>>>>>

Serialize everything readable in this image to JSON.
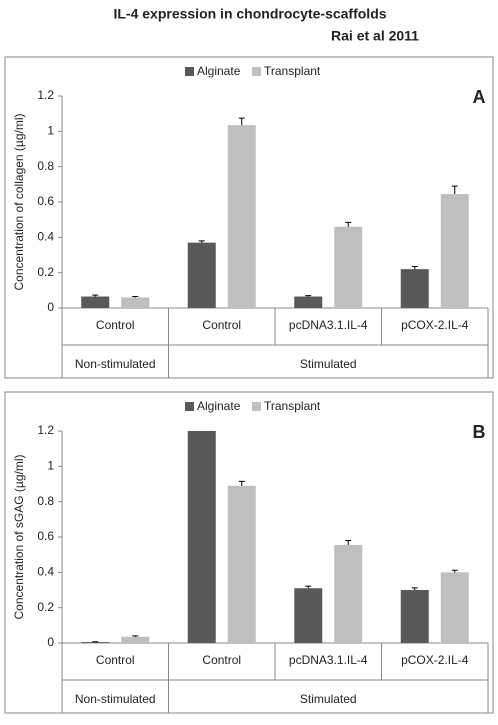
{
  "header": {
    "title": "IL-4 expression in chondrocyte-scaffolds",
    "subtitle": "Rai et al 2011"
  },
  "chart_data": [
    {
      "type": "bar",
      "panel_label": "A",
      "ylabel": "Concentration of collagen (µg/ml)",
      "groups": [
        {
          "name": "Non-stimulated",
          "categories": [
            "Control"
          ]
        },
        {
          "name": "Stimulated",
          "categories": [
            "Control",
            "pcDNA3.1.IL-4",
            "pCOX-2.IL-4"
          ]
        }
      ],
      "series": [
        {
          "name": "Alginate",
          "color": "#595959",
          "values": [
            0.065,
            0.37,
            0.065,
            0.22
          ],
          "errors": [
            0.008,
            0.01,
            0.005,
            0.015
          ]
        },
        {
          "name": "Transplant",
          "color": "#bfbfbf",
          "values": [
            0.06,
            1.035,
            0.46,
            0.645
          ],
          "errors": [
            0.005,
            0.04,
            0.025,
            0.045
          ]
        }
      ],
      "ylim": [
        0,
        1.2
      ],
      "yticks": [
        0,
        0.2,
        0.4,
        0.6,
        0.8,
        1,
        1.2
      ],
      "legend": "top"
    },
    {
      "type": "bar",
      "panel_label": "B",
      "ylabel": "Concentration of sGAG (µg/ml)",
      "groups": [
        {
          "name": "Non-stimulated",
          "categories": [
            "Control"
          ]
        },
        {
          "name": "Stimulated",
          "categories": [
            "Control",
            "pcDNA3.1.IL-4",
            "pCOX-2.IL-4"
          ]
        }
      ],
      "series": [
        {
          "name": "Alginate",
          "color": "#595959",
          "values": [
            0.005,
            1.2,
            0.31,
            0.3
          ],
          "errors": [
            0.002,
            null,
            0.012,
            0.012
          ]
        },
        {
          "name": "Transplant",
          "color": "#bfbfbf",
          "values": [
            0.035,
            0.89,
            0.555,
            0.4
          ],
          "errors": [
            0.005,
            0.025,
            0.025,
            0.012
          ]
        }
      ],
      "ylim": [
        0,
        1.2
      ],
      "yticks": [
        0,
        0.2,
        0.4,
        0.6,
        0.8,
        1,
        1.2
      ],
      "legend": "top"
    }
  ]
}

<<<<<

● Required work
Read the lines above. Gather those in which the string "Concentration" is found.

● Exercise response
      "ylabel": "Concentration of collagen (µg/ml)",
      "ylabel": "Concentration of sGAG (µg/ml)",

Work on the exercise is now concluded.